WORK INSTRUCTIONS: Locate all lines with the word "title". Copy them.

INPUT DATA:
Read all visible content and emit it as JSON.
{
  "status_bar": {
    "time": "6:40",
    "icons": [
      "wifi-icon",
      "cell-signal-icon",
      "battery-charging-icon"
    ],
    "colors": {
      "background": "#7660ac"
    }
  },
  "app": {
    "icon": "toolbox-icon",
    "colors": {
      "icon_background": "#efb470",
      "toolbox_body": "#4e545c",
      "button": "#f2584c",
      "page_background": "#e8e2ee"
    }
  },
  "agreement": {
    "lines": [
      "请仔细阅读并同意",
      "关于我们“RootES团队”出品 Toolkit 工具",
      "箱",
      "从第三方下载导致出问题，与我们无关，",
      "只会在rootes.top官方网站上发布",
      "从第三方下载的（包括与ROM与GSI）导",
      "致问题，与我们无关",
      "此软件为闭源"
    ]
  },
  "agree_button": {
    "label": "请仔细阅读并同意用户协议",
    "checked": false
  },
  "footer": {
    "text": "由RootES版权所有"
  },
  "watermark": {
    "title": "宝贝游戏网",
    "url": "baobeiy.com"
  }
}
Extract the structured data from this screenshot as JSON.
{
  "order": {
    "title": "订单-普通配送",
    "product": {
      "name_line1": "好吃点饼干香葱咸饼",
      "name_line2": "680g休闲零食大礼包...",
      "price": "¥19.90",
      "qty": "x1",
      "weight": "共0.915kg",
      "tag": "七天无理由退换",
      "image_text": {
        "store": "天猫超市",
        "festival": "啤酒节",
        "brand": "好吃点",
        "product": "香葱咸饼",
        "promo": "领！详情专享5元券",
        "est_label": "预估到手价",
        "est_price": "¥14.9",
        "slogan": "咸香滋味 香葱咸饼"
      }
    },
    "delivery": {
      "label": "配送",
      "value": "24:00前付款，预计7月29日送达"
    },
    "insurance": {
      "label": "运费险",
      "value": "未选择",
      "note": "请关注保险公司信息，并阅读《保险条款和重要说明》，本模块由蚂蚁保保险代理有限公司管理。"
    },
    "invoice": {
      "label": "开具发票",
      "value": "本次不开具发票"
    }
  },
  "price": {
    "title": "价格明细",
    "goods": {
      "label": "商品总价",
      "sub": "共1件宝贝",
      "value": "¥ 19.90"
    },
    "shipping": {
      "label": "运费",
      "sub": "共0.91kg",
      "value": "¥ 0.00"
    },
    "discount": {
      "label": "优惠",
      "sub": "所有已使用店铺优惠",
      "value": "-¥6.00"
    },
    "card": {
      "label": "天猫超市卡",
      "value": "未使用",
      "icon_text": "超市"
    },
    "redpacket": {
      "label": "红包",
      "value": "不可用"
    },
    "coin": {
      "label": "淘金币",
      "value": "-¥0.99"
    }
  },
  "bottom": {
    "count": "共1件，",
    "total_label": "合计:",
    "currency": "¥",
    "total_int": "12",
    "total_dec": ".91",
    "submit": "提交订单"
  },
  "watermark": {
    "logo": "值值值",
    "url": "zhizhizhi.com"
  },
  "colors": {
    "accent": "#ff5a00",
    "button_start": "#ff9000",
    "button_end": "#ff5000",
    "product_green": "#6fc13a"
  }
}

RIGHT ANSWER:
    "title": "宝贝游戏网",
    "title": "订单-普通配送",
    "title": "价格明细",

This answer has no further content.